> **EXCERPTED PASSAGE**:
__________________________________________________

Umbilical cord blood (UCB) is the blood left in the umbilical cord and placenta after the umbilical cord is broken [Citation5]. Since the 1920s, UCB has been used in hematopoietic stem cell transplantation. Recent studies have found that UCB-derived mesenchymal stem cells (UCBMSCs) have the advantages of multidirectional differentiation and strong self-renew potential, which can be induced to differentiate into a variety of seed cells for the treatment of diverse diseases [Citation6].
Compared with traditional therapies, a large number of studies have shown that UCBMSCs transplantation has shown great advantages in the treatment of cardiovascular diseases. In recent years, stem cell transplantation for myocardial diseases achieves a series of commendable performance in the both basic and clinical fields. UCBMSCs for cardiac transplantation can promote myocardial regeneration and the recanalization of myocardial infarction, thereby improving left heart ejection fraction and body exercise tolerance [Citation7]. Scientists selected 29 patients with ischemic cardiomyopathy and transplanted UCBMSCs, which showed that transplanting UCBMSCs through peripheral vein and coronary artery can improve the left ventricular remodeling during the treatment of ischemic cardiomyopathy [Citation8]. In addition, UCBMSCs can also reduce the occurrence probability of hypoxia-induced cardiomyocytes and vascular endothelial cell apoptosis, thereby restricting myocardial ischemic injury [Citation9]. UCBMSCs shown the considerable clinical prospects in the treatment of diseases, due to abundant sources, easy collection, no harm to the donor, free from ethical and legal restrictions, stronger differentiation and lower immunogenicity, etc [Citation6]. With further research on hematopoietic stem cells in UCB, it is believed that the clinical application of UCBMSCs will be more prevalent.

__________________________________________________

> **EXERCISE 1**:
In the passage on umbilical cord blood, rewrite the text from "Umbilical cord blood" up to and including "diverse diseases [Citation6].", and replace "seed cells" with "progenitor cells".
> **EXERCISE 2**:
List every distinct citation marker that appears in the passage on umbilical cord blood.
Use only the passage on umbilical cord blood when completing these tasks.

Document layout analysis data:
__________________________________________________

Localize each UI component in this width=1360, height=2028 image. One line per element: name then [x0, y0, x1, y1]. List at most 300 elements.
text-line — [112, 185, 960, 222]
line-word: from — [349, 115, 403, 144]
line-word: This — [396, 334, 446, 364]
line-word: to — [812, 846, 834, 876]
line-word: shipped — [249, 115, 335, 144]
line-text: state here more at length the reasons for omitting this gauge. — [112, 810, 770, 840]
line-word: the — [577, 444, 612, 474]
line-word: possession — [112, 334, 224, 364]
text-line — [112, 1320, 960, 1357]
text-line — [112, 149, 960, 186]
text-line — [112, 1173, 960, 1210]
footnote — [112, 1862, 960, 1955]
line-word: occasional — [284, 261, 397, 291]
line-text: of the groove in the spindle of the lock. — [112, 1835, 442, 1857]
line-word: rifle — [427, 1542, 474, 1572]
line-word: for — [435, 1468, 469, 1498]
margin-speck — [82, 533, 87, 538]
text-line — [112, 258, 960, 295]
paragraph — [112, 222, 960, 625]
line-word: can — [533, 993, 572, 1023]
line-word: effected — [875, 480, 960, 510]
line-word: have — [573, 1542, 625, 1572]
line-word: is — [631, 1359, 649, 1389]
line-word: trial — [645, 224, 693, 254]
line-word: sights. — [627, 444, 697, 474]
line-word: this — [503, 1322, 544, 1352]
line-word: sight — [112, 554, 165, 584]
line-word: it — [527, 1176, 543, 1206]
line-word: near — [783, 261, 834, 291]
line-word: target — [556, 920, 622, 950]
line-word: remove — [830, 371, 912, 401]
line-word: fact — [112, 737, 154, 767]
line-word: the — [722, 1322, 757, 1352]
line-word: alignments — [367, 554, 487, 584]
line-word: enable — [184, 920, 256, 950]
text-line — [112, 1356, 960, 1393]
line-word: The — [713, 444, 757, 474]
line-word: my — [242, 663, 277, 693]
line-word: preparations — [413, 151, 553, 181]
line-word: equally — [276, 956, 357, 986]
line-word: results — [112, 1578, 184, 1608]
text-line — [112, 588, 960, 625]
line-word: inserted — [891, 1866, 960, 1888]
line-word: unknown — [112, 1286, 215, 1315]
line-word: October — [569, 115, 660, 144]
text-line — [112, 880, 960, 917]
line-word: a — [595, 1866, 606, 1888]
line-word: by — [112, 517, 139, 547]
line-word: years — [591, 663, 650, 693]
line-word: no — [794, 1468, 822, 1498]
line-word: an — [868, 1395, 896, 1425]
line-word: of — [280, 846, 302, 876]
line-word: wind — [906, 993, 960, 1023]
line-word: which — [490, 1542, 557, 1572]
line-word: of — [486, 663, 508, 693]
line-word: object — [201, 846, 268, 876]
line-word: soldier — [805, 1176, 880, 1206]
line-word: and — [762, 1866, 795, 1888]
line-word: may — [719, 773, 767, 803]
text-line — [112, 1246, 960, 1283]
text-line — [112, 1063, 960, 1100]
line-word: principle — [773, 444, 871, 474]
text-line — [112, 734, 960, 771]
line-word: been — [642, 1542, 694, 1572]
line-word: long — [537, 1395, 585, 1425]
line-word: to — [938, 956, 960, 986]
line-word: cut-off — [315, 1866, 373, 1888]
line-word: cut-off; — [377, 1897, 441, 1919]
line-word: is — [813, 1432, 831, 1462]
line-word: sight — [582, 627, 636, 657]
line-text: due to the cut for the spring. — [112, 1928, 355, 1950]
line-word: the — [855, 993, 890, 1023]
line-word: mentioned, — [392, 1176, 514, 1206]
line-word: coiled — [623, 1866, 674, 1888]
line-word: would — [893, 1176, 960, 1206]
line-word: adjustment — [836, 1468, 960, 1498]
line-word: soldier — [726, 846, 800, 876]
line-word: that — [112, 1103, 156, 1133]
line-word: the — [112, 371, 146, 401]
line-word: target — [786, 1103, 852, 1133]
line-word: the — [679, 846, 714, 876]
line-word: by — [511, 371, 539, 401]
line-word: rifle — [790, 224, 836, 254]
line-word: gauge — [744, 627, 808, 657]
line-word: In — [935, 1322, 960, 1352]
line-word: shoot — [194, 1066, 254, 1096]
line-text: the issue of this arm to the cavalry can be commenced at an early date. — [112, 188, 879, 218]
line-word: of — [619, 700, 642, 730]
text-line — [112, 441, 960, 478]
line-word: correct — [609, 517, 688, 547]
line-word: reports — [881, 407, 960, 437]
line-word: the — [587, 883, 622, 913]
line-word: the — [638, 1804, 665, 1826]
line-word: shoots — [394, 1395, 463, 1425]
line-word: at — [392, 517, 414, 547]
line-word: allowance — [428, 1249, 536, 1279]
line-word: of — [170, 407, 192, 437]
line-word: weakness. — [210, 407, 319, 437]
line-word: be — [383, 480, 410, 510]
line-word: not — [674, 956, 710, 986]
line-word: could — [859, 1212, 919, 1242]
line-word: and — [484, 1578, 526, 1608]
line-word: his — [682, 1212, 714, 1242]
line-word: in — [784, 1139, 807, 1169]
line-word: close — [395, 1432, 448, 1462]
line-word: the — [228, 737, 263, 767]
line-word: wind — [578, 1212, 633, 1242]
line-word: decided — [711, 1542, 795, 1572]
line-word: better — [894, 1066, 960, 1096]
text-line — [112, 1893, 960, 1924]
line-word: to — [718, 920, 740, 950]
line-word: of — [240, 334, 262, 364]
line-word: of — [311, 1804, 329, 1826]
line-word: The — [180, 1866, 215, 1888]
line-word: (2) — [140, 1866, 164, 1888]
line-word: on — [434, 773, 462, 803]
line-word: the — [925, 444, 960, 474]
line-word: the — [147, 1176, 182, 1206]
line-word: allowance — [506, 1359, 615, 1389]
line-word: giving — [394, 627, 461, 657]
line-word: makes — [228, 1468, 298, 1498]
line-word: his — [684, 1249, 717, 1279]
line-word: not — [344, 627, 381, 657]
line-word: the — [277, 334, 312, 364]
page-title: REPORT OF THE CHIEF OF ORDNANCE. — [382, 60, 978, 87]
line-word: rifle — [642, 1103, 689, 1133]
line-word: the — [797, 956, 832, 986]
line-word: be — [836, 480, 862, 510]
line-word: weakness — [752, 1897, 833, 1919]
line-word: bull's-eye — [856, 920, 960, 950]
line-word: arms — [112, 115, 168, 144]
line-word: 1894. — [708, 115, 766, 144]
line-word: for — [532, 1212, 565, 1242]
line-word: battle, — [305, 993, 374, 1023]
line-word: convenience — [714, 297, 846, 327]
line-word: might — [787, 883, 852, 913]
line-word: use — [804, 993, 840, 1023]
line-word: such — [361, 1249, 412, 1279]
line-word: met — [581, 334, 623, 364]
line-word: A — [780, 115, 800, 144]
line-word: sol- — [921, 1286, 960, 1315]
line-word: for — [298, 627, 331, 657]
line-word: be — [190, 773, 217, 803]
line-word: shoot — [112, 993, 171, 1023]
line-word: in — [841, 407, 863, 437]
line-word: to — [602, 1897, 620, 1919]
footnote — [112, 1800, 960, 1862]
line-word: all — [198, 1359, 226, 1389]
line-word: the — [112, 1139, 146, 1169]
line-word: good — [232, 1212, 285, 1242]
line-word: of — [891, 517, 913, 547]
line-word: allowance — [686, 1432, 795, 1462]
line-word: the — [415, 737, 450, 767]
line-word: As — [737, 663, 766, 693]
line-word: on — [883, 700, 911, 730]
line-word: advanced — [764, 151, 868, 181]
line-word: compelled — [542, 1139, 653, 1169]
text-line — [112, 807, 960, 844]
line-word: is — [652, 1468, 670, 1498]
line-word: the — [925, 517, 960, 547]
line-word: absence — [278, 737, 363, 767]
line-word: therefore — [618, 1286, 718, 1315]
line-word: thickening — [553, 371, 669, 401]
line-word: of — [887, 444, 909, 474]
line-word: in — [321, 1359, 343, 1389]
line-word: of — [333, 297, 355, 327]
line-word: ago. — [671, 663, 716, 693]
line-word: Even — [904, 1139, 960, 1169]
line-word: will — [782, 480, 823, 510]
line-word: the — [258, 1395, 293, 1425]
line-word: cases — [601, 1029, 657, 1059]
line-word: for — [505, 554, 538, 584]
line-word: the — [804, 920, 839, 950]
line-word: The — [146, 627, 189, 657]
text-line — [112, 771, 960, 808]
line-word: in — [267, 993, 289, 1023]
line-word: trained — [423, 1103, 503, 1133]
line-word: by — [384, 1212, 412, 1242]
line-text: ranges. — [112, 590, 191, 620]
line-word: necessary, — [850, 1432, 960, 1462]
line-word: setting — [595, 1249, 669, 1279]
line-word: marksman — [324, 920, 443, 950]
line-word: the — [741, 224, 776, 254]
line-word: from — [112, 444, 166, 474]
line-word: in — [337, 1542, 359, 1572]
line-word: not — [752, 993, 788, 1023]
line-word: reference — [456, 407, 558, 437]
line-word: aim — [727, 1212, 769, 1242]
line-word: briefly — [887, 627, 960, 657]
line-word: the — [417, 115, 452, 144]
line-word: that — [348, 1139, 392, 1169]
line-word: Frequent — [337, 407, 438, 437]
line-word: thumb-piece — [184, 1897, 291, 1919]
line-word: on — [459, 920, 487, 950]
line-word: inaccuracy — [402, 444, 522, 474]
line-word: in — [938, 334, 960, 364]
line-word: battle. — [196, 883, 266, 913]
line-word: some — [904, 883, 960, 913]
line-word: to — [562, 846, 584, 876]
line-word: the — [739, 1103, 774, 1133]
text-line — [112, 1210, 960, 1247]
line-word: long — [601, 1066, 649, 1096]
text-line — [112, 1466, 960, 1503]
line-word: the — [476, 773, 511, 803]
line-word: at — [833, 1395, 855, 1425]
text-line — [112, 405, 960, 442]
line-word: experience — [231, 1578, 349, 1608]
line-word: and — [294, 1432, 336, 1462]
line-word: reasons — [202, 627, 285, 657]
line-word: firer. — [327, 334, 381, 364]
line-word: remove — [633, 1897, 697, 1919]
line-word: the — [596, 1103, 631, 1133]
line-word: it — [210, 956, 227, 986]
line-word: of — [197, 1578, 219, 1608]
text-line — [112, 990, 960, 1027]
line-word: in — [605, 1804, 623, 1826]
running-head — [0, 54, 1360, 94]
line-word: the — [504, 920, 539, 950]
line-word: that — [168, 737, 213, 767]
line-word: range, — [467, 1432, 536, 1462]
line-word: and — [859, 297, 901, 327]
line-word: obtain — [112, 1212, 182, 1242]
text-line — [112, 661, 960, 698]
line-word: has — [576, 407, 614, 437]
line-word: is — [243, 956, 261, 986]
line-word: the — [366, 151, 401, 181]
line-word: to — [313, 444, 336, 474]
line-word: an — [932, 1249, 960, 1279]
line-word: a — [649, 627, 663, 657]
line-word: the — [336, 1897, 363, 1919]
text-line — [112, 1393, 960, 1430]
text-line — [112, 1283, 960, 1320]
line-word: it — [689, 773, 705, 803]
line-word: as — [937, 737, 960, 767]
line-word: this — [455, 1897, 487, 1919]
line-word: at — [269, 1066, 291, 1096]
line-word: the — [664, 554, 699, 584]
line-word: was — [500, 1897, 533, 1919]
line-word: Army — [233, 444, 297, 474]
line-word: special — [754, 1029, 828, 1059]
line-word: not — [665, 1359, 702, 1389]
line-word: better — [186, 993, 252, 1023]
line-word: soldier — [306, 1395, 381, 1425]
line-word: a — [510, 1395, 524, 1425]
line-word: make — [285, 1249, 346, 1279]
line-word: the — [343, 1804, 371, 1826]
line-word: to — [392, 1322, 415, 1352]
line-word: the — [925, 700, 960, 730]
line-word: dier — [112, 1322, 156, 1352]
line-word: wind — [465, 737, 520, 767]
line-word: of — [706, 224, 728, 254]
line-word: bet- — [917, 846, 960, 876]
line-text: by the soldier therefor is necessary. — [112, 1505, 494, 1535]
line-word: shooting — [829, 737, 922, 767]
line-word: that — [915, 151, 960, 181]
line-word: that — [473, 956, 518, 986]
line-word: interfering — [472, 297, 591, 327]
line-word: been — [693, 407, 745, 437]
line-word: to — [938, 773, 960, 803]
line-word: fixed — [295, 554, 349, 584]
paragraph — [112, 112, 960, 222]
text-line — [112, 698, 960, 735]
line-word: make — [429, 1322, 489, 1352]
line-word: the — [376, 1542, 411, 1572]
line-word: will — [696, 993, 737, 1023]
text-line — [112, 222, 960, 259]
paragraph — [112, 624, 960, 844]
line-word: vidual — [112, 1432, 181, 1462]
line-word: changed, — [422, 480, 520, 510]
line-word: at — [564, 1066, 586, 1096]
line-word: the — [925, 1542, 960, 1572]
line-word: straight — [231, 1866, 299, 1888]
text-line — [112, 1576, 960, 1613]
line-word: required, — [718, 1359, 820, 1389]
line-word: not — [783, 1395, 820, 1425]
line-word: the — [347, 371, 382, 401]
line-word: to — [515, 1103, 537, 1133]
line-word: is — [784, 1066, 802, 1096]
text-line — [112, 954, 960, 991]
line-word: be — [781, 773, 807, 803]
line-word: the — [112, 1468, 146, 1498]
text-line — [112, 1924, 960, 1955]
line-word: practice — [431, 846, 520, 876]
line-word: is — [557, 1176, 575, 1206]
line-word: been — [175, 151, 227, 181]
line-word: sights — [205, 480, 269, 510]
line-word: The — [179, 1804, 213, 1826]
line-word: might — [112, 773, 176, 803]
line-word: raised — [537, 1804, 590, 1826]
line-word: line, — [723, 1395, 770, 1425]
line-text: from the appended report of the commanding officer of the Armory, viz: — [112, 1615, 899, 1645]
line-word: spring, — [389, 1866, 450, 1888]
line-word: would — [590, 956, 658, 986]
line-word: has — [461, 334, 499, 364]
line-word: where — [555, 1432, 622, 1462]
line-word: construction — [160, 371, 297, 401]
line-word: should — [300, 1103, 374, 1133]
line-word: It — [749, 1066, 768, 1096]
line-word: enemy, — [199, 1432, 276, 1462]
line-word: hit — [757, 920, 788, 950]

__________________________________________________

> **RESPONSE AREA 1**:
Umbilical cord blood (UCB) is the blood left in the umbilical cord and placenta after the umbilical cord is broken [Citation5]. Since the 1920s, UCB has been used in hematopoietic stem cell transplantation. Recent studies have found that UCB-derived mesenchymal stem cells (UCBMSCs) have the advantages of multidirectional differentiation and strong self-renew potential, which can be induced to differentiate into a variety of progenitor cells for the treatment of diverse diseases [Citation6].

> **RESPONSE AREA 2**:
Citation5, Citation6, Citation7, Citation8, Citation9